■ **Reading text**
————

For an elastic search index, how to get the documents where array field has length greater than 0?

In elastic search index, how to get the documents where array field has length greater than 0?
I tried following multiple syntaxes but didn't get any breakthrough. I got same error in all of the syntaxes.
GET http://{{host}}:{{elasticSearchPort}}/student_details/_search
Syntax 1:
{
"query": {
"bool": {
"filter": {
"script": {
"script": {
"source": "doc['enrolledCourses'].values.length > 0",
"lang": "painless"
}
}
}
}
}
}
Error:
"caused_by": {
"type": "illegal_argument_exception",
"reason": "No field found for [enrolledCourses] in mapping with types []"
}
Syntax 2:
{
"query": {
"bool": {
"filter": {
"script": {
"script": {
"source": "doc['enrolledCourses'].values.size() > 0",
"lang": "painless"
}
}
}
}
}
}
Error:
"caused_by": {
"type": "illegal_argument_exception",
"reason": "No field found for [enrolledCourses] in mapping with types []"
}
Syntax 3:
{
"query": {
"bool": {
"filter" : {
"script" : {
"script" : "doc['enrolledCourses'].values.size() > 0"
}
}
}
}
}
Error:
"caused_by": {
"type": "illegal_argument_exception",
"reason": "No field found for [enrolledCourses] in mapping with types []"
}
Syntax 4:
{
"query": {
"bool": {
"filter" : {
"script" : {
"script" : "doc['enrolledCourses'].values.length > 0"
}
}
}
}
}
Error:
"caused_by": {
"type": "illegal_argument_exception",
"reason": "No field found for [enrolledCourses] in mapping with types []"
}
Please help me in solving this.
I don't know what version of elastic you run, then all my test I'd running on latest 7.9.0 version of Elasticsearch.
I will use painless script for scripting.
I put to documents to index test:
PUT test/_doc/1
{
"name": "Vasia",
"enrolledCourses" : ["test1", "test2"]
}
PUT test/_doc/2
{
"name": "Petya"
}
How you can see one document contains enrolledCourses field and second not.
In painless you don't need use values field and you can take length directly, this is according to painless documentation. Then I skip using values operator in my script:
GET test/_search
{
"query": {
"bool": {
"filter": [
{
"script": {
"script": {
"source": "doc['enrolledCourses'].length > 0",
"lang": "painless"
}
}
}
]
}
}
}
After running I'd received 2 different errors:
{
"type" : "script_exception",
"reason" : "runtime error",
"script_stack" : [
"org.elasticsearch.index.mapper.TextFieldMapper$TextFieldType.fielddataBuilder(TextFieldMapper.java:757)",
"org.elasticsearch.index.fielddata.IndexFieldDataService.getForField(IndexFieldDataService.java:116)",
"org.elasticsearch.index.query.QueryShardContext.lambda$lookup$0(QueryShardContext.java:331)",
"org.elasticsearch.search.lookup.LeafDocLookup$1.run(LeafDocLookup.java:97)",
"org.elasticsearch.search.lookup.LeafDocLookup$1.run(LeafDocLookup.java:94)",
"java.base/java.security.AccessController.doPrivileged(AccessController.java:312)",
"org.elasticsearch.search.lookup.LeafDocLookup.get(LeafDocLookup.java:94)",
"org.elasticsearch.search.lookup.LeafDocLookup.get(LeafDocLookup.java:41)",
"doc['enrolledCourses'].length > 0",
" ^---- HERE"

————

■ **Data lines**
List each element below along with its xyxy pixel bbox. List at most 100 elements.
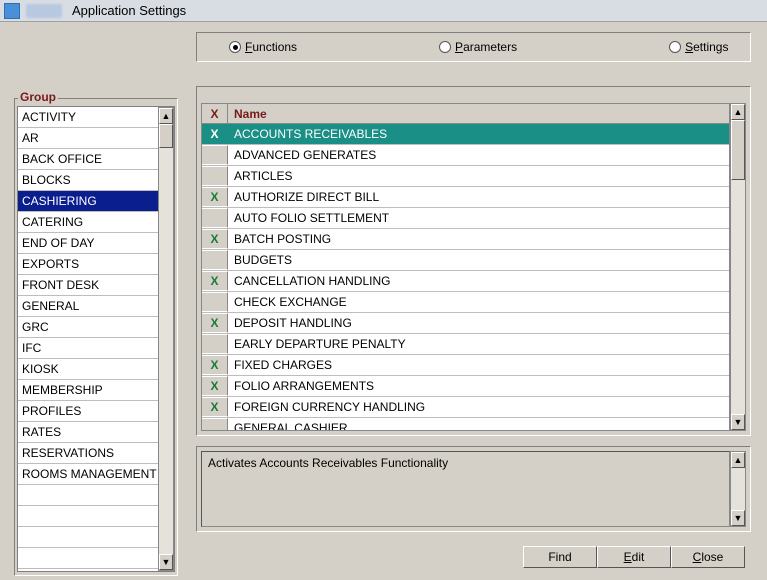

————

■ **Written instruction**
Please reproduce the part of the Elasticsearch thread that opens with the words containing "I don't know" and closes with "script for scripting.". Work only from the Elasticsearch thread and set the material aside.

■ **Solution to the problem**
I don't know what version of elastic you run, then all my test I'd running on latest 7.9.0 version of Elasticsearch.
I will use painless script for scripting.